Problem to solve —
Below are the records; copy each line in them that holds the word "commissions".

Given records —

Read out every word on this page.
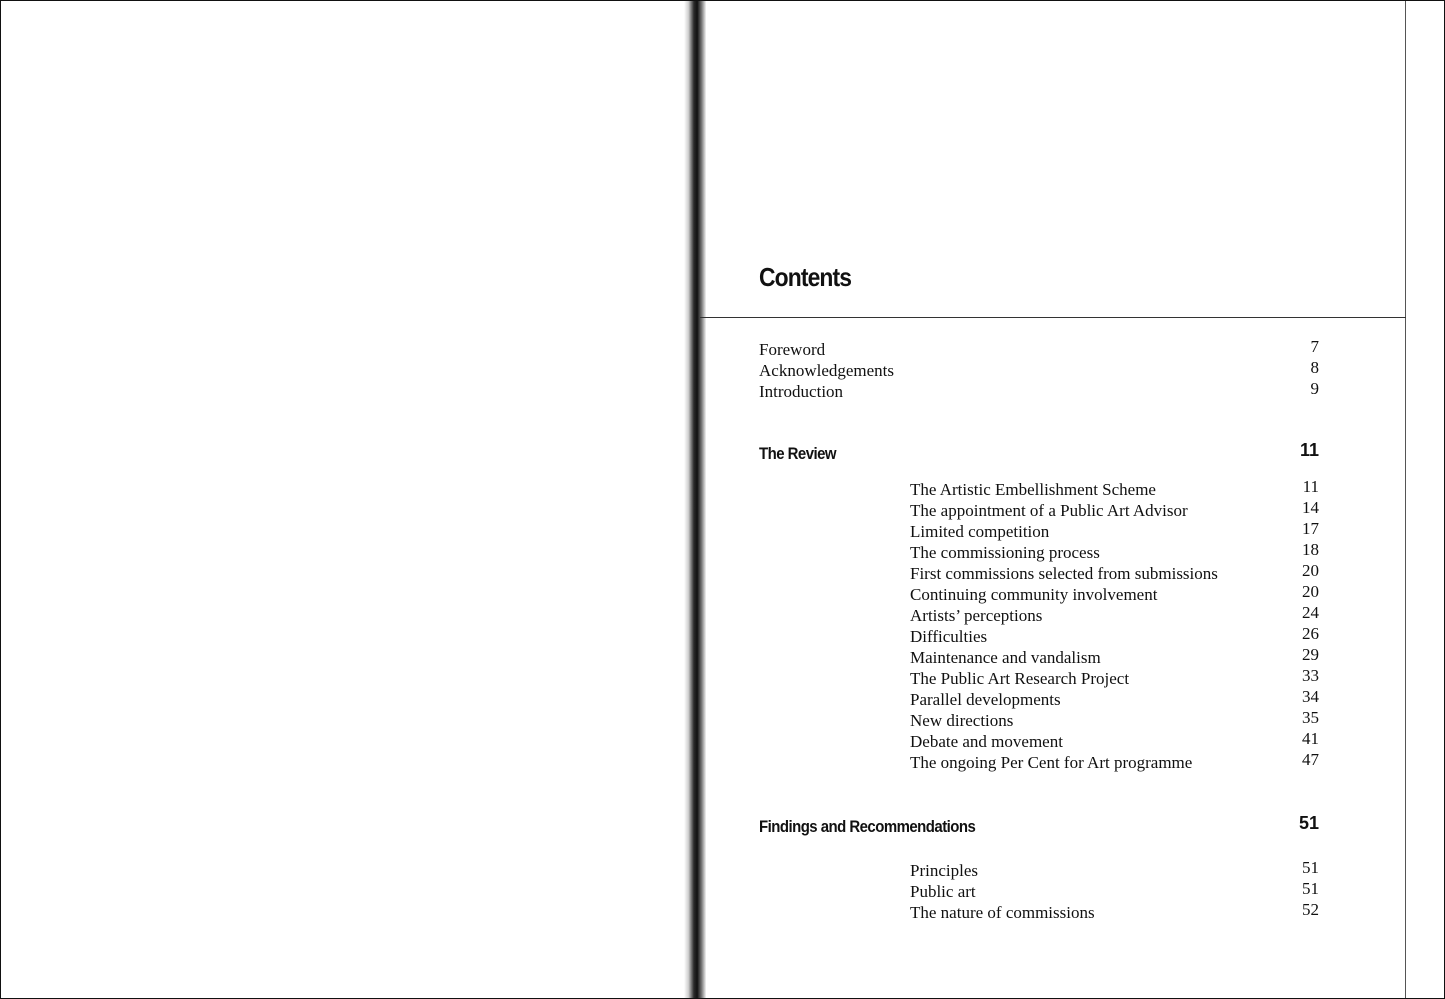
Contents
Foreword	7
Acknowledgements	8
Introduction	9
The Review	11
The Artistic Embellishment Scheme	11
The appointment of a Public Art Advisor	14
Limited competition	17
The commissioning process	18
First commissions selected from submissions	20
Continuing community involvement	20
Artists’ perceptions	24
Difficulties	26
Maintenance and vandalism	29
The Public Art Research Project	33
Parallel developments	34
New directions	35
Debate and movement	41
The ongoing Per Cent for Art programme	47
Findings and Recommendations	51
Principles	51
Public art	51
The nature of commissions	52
* * *
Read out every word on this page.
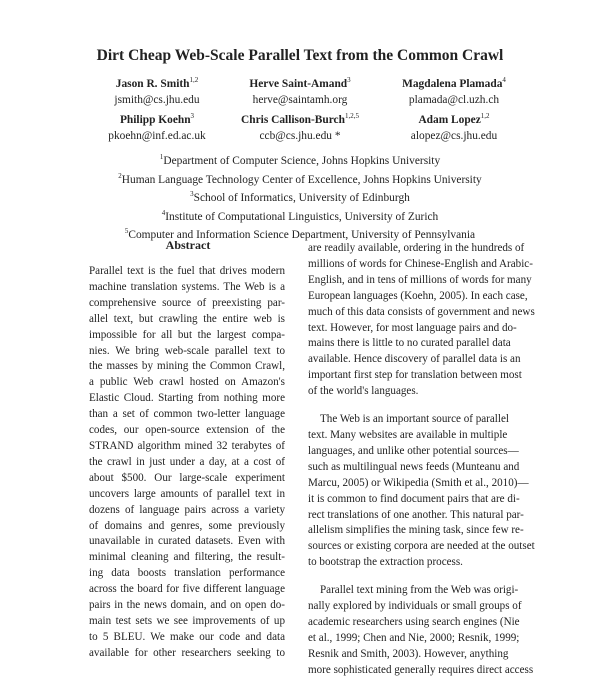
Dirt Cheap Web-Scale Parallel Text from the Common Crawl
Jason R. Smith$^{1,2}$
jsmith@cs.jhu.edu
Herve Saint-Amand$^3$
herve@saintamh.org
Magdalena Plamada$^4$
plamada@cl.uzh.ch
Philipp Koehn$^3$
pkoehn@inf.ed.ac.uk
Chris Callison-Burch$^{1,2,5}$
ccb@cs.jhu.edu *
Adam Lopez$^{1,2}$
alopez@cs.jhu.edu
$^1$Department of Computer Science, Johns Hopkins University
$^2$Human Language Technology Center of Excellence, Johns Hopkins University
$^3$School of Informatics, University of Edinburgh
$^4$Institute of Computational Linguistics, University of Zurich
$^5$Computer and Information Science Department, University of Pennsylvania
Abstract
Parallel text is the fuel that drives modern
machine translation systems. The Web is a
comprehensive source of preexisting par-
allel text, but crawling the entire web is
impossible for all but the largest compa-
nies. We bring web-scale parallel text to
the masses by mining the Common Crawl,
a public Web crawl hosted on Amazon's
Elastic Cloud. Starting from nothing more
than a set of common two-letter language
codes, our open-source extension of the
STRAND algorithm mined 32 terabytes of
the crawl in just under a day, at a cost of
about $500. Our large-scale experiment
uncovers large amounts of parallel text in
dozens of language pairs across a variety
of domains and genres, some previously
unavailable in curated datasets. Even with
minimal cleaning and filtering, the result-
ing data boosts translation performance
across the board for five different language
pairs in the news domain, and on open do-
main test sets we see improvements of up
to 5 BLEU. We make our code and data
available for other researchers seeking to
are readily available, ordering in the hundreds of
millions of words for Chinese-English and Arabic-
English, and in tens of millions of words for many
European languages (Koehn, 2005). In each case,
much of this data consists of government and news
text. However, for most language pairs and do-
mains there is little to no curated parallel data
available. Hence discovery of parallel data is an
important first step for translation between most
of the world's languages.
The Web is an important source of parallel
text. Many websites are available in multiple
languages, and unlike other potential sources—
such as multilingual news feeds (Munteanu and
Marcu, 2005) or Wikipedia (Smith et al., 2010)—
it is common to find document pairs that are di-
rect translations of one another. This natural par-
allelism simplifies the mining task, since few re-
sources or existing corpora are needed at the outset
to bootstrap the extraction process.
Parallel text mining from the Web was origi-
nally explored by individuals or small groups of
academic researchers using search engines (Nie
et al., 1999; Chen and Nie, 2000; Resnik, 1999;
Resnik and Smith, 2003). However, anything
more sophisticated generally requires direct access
==
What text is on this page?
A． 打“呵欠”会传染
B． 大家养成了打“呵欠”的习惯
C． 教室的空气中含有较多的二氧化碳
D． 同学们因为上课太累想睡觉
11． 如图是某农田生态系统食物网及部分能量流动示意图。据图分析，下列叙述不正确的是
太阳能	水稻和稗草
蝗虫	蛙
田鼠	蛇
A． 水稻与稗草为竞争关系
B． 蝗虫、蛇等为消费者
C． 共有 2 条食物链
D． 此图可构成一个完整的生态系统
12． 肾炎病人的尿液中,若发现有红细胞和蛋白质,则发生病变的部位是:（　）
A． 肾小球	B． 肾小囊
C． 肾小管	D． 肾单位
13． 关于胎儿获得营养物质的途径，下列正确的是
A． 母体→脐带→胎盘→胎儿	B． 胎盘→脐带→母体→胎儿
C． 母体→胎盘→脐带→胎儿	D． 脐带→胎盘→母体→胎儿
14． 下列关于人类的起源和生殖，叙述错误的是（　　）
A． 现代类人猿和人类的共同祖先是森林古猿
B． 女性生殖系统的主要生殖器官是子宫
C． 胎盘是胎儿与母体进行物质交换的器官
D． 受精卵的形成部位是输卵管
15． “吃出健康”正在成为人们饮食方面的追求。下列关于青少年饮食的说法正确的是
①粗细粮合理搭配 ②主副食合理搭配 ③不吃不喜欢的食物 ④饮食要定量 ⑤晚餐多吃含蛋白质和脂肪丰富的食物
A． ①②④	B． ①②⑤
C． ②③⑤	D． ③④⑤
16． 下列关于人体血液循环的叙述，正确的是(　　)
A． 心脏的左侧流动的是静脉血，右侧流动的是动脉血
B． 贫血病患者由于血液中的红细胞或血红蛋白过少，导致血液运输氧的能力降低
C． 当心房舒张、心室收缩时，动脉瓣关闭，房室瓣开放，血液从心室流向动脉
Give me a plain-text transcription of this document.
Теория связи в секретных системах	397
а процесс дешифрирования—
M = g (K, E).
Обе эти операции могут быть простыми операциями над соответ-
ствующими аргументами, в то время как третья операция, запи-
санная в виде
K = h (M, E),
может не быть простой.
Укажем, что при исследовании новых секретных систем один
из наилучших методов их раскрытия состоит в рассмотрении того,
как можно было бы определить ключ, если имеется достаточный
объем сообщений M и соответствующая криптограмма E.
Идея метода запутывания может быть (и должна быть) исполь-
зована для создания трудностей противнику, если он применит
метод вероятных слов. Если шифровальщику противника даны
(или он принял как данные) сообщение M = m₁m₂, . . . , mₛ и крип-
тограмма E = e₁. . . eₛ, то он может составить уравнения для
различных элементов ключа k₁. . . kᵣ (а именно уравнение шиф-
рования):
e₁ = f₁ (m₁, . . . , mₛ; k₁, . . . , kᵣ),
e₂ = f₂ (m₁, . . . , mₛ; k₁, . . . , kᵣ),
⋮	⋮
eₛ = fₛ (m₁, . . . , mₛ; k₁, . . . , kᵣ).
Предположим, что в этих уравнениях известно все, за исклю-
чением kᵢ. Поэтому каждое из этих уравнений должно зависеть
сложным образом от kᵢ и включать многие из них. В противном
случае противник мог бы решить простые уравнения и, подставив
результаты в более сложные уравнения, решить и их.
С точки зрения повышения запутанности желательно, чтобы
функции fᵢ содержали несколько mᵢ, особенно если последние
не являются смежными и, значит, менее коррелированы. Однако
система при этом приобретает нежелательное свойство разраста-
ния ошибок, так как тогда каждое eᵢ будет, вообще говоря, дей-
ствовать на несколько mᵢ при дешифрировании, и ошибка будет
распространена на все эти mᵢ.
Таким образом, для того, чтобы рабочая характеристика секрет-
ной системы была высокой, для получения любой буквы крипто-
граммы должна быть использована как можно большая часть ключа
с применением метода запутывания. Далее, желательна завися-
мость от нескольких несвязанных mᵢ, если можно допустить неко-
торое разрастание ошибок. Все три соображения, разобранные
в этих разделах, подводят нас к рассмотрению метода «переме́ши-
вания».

Response below —
First commissions selected from submissions	20
The nature of commissions	52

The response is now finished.